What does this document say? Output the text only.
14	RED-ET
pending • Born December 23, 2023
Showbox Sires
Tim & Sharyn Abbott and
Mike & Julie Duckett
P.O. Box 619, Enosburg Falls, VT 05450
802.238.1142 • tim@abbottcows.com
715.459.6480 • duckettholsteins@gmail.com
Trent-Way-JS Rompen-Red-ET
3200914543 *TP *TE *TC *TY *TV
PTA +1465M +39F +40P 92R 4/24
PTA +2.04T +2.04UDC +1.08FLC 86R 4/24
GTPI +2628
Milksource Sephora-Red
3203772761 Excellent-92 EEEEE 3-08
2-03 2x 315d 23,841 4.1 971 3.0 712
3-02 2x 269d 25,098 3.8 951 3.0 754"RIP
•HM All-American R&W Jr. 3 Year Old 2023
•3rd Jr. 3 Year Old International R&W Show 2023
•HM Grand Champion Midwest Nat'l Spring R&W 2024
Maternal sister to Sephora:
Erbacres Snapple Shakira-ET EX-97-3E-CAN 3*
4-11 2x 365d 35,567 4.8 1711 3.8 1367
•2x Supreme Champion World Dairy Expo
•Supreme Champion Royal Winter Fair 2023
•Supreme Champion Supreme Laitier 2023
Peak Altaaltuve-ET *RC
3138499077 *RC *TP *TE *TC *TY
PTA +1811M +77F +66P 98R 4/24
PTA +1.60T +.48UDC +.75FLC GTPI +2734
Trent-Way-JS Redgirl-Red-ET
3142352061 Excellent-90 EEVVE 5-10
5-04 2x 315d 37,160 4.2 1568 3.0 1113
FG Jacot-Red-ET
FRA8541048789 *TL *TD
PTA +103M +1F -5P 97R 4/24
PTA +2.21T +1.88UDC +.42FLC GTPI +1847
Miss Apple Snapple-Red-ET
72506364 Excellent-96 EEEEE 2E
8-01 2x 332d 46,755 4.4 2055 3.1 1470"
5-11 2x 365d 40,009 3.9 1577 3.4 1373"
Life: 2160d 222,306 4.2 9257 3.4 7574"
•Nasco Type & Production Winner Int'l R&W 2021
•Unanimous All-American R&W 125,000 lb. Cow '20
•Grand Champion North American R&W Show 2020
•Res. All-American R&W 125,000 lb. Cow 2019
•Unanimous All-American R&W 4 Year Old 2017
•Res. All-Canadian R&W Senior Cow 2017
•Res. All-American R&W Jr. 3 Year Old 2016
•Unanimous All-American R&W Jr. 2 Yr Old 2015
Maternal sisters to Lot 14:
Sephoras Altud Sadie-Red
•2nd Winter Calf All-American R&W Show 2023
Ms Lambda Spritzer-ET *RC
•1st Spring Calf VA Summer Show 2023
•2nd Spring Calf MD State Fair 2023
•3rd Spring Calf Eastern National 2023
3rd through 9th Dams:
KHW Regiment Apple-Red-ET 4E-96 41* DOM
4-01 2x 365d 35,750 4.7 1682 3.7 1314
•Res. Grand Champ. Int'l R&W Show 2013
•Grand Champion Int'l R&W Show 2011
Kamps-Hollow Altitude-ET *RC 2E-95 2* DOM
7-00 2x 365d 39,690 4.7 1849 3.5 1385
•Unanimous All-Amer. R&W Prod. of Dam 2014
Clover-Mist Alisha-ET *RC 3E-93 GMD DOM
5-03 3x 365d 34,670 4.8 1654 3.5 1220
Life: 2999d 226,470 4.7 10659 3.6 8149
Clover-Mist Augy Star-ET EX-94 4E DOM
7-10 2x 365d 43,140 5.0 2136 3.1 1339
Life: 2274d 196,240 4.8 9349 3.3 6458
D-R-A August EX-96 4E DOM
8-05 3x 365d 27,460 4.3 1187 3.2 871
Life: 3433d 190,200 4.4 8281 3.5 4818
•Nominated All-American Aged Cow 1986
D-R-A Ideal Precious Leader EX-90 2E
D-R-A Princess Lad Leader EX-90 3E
^^^^
**STATED EXERCISE:**
Your task is to output all of the data above word for word.

**EXERCISE ANSWER:**
What does this document say? Output the text only.
14	RED-ET
pending • Born December 23, 2023
Showbox Sires
Tim & Sharyn Abbott and
Mike & Julie Duckett
P.O. Box 619, Enosburg Falls, VT 05450
802.238.1142 • tim@abbottcows.com
715.459.6480 • duckettholsteins@gmail.com
Trent-Way-JS Rompen-Red-ET
3200914543 *TP *TE *TC *TY *TV
PTA +1465M +39F +40P 92R 4/24
PTA +2.04T +2.04UDC +1.08FLC 86R 4/24
GTPI +2628
Milksource Sephora-Red
3203772761 Excellent-92 EEEEE 3-08
2-03 2x 315d 23,841 4.1 971 3.0 712
3-02 2x 269d 25,098 3.8 951 3.0 754"RIP
•HM All-American R&W Jr. 3 Year Old 2023
•3rd Jr. 3 Year Old International R&W Show 2023
•HM Grand Champion Midwest Nat'l Spring R&W 2024
Maternal sister to Sephora:
Erbacres Snapple Shakira-ET EX-97-3E-CAN 3*
4-11 2x 365d 35,567 4.8 1711 3.8 1367
•2x Supreme Champion World Dairy Expo
•Supreme Champion Royal Winter Fair 2023
•Supreme Champion Supreme Laitier 2023
Peak Altaaltuve-ET *RC
3138499077 *RC *TP *TE *TC *TY
PTA +1811M +77F +66P 98R 4/24
PTA +1.60T +.48UDC +.75FLC GTPI +2734
Trent-Way-JS Redgirl-Red-ET
3142352061 Excellent-90 EEVVE 5-10
5-04 2x 315d 37,160 4.2 1568 3.0 1113
FG Jacot-Red-ET
FRA8541048789 *TL *TD
PTA +103M +1F -5P 97R 4/24
PTA +2.21T +1.88UDC +.42FLC GTPI +1847
Miss Apple Snapple-Red-ET
72506364 Excellent-96 EEEEE 2E
8-01 2x 332d 46,755 4.4 2055 3.1 1470"
5-11 2x 365d 40,009 3.9 1577 3.4 1373"
Life: 2160d 222,306 4.2 9257 3.4 7574"
•Nasco Type & Production Winner Int'l R&W 2021
•Unanimous All-American R&W 125,000 lb. Cow '20
•Grand Champion North American R&W Show 2020
•Res. All-American R&W 125,000 lb. Cow 2019
•Unanimous All-American R&W 4 Year Old 2017
•Res. All-Canadian R&W Senior Cow 2017
•Res. All-American R&W Jr. 3 Year Old 2016
•Unanimous All-American R&W Jr. 2 Yr Old 2015
Maternal sisters to Lot 14:
Sephoras Altud Sadie-Red
•2nd Winter Calf All-American R&W Show 2023
Ms Lambda Spritzer-ET *RC
•1st Spring Calf VA Summer Show 2023
•2nd Spring Calf MD State Fair 2023
•3rd Spring Calf Eastern National 2023
3rd through 9th Dams:
KHW Regiment Apple-Red-ET 4E-96 41* DOM
4-01 2x 365d 35,750 4.7 1682 3.7 1314
•Res. Grand Champ. Int'l R&W Show 2013
•Grand Champion Int'l R&W Show 2011
Kamps-Hollow Altitude-ET *RC 2E-95 2* DOM
7-00 2x 365d 39,690 4.7 1849 3.5 1385
•Unanimous All-Amer. R&W Prod. of Dam 2014
Clover-Mist Alisha-ET *RC 3E-93 GMD DOM
5-03 3x 365d 34,670 4.8 1654 3.5 1220
Life: 2999d 226,470 4.7 10659 3.6 8149
Clover-Mist Augy Star-ET EX-94 4E DOM
7-10 2x 365d 43,140 5.0 2136 3.1 1339
Life: 2274d 196,240 4.8 9349 3.3 6458
D-R-A August EX-96 4E DOM
8-05 3x 365d 27,460 4.3 1187 3.2 871
Life: 3433d 190,200 4.4 8281 3.5 4818
•Nominated All-American Aged Cow 1986
D-R-A Ideal Precious Leader EX-90 2E
D-R-A Princess Lad Leader EX-90 3E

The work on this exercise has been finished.